Exercise goal: Please write out exactly the lines that begin at the line containing "What data populates" and run to the end of the records.

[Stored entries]

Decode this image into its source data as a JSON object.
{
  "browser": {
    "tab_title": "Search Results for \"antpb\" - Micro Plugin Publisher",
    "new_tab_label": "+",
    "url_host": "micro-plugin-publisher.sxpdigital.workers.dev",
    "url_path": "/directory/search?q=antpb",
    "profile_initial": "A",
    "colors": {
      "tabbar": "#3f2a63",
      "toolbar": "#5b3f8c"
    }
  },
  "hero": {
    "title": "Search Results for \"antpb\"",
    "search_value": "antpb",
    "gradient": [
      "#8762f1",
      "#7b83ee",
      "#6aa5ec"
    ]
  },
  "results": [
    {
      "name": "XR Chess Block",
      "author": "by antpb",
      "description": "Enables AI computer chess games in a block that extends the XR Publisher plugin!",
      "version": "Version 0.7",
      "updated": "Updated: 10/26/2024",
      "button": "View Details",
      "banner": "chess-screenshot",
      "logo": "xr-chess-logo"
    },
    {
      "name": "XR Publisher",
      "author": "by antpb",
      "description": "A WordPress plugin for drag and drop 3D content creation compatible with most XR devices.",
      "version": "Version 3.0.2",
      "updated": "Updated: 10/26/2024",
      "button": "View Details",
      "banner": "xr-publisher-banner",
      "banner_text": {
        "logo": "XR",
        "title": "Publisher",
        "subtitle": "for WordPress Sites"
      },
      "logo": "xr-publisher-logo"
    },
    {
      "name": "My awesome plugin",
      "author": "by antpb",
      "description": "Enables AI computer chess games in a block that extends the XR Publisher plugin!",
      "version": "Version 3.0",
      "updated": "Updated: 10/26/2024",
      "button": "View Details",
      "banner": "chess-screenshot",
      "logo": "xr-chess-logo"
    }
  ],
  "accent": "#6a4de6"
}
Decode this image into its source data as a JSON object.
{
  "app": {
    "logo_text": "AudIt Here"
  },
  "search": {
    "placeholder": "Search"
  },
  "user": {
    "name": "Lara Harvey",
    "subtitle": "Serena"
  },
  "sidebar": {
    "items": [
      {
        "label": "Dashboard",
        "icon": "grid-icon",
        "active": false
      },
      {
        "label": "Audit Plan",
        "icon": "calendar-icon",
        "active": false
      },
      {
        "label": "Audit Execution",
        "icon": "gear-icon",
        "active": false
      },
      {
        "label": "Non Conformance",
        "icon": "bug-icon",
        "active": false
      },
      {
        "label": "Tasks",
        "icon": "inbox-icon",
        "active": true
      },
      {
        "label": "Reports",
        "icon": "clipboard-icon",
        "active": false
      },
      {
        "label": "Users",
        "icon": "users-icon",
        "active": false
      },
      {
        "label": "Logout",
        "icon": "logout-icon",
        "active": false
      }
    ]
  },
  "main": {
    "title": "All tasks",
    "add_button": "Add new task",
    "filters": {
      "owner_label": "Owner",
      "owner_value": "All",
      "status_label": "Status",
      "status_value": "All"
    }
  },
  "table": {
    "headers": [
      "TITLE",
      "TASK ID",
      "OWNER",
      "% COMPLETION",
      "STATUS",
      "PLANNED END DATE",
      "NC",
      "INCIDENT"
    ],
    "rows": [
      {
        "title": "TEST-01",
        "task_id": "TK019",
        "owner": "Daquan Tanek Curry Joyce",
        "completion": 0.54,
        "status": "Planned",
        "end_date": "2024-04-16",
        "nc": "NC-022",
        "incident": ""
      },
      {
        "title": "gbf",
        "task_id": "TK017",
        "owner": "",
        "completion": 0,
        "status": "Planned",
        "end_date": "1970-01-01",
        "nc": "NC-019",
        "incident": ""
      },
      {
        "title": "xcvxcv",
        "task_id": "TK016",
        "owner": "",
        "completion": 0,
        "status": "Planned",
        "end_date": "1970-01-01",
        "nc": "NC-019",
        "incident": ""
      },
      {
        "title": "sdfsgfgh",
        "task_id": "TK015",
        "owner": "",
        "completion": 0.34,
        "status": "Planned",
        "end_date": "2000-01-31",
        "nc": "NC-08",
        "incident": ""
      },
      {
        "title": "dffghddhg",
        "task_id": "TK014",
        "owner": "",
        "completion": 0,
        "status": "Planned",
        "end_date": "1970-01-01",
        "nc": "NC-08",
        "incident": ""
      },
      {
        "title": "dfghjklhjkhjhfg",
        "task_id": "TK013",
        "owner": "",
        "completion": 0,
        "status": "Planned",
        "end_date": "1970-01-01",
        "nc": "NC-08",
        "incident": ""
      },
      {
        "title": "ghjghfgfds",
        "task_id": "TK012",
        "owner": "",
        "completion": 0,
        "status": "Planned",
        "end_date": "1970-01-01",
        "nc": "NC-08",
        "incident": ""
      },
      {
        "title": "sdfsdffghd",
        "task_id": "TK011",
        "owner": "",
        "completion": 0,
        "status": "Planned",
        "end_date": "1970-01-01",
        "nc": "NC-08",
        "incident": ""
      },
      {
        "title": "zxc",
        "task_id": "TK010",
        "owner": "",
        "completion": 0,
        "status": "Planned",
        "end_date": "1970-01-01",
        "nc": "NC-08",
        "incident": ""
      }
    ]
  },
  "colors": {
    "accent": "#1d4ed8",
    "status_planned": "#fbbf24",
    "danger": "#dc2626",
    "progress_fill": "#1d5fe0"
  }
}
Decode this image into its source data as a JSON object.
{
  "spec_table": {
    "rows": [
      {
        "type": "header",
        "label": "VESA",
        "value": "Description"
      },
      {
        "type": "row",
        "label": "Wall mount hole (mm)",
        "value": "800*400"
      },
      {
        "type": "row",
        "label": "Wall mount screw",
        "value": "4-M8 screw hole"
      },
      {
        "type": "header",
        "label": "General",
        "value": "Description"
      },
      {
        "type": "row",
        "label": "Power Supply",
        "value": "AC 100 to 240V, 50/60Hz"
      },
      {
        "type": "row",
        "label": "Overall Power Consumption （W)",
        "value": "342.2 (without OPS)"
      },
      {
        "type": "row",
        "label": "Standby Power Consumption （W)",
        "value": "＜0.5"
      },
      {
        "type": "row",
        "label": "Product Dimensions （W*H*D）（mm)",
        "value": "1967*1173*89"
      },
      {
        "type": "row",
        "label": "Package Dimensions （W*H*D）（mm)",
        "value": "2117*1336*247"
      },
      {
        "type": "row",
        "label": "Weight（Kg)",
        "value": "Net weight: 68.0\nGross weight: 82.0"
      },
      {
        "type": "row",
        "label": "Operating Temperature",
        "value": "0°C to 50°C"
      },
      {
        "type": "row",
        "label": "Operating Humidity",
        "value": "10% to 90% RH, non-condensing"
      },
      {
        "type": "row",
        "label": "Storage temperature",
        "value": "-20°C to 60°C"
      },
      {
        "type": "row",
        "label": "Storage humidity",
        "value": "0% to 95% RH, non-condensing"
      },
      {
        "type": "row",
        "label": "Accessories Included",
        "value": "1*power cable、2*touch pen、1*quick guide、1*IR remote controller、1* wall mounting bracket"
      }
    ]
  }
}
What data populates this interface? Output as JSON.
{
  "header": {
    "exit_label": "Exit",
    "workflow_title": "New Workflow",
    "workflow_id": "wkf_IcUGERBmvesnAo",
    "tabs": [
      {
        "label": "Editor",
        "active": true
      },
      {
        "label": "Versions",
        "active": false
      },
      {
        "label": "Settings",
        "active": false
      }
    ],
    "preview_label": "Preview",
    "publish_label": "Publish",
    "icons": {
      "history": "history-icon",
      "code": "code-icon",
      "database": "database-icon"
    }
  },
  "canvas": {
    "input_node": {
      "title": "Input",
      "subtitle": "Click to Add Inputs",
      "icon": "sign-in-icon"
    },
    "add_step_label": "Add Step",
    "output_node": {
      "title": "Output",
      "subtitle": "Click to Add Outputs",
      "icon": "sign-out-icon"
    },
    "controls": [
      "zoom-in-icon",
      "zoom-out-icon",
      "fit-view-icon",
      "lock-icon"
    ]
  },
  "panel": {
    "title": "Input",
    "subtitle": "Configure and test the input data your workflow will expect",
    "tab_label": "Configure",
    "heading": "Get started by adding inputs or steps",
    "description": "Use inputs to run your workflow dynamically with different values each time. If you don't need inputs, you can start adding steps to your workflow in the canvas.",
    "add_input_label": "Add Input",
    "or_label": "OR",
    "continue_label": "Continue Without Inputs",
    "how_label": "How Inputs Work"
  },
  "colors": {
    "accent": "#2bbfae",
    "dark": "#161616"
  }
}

The output:
What data populates this interface? Output as JSON.
{
  "header": {
    "exit_label": "Exit",
    "workflow_title": "New Workflow",
    "workflow_id": "wkf_IcUGERBmvesnAo",
    "tabs": [
      {
        "label": "Editor",
        "active": true
      },
      {
        "label": "Versions",
        "active": false
      },
      {
        "label": "Settings",
        "active": false
      }
    ],
    "preview_label": "Preview",
    "publish_label": "Publish",
    "icons": {
      "history": "history-icon",
      "code": "code-icon",
      "database": "database-icon"
    }
  },
  "canvas": {
    "input_node": {
      "title": "Input",
      "subtitle": "Click to Add Inputs",
      "icon": "sign-in-icon"
    },
    "add_step_label": "Add Step",
    "output_node": {
      "title": "Output",
      "subtitle": "Click to Add Outputs",
      "icon": "sign-out-icon"
    },
    "controls": [
      "zoom-in-icon",
      "zoom-out-icon",
      "fit-view-icon",
      "lock-icon"
    ]
  },
  "panel": {
    "title": "Input",
    "subtitle": "Configure and test the input data your workflow will expect",
    "tab_label": "Configure",
    "heading": "Get started by adding inputs or steps",
    "description": "Use inputs to run your workflow dynamically with different values each time. If you don't need inputs, you can start adding steps to your workflow in the canvas.",
    "add_input_label": "Add Input",
    "or_label": "OR",
    "continue_label": "Continue Without Inputs",
    "how_label": "How Inputs Work"
  },
  "colors": {
    "accent": "#2bbfae",
    "dark": "#161616"
  }
}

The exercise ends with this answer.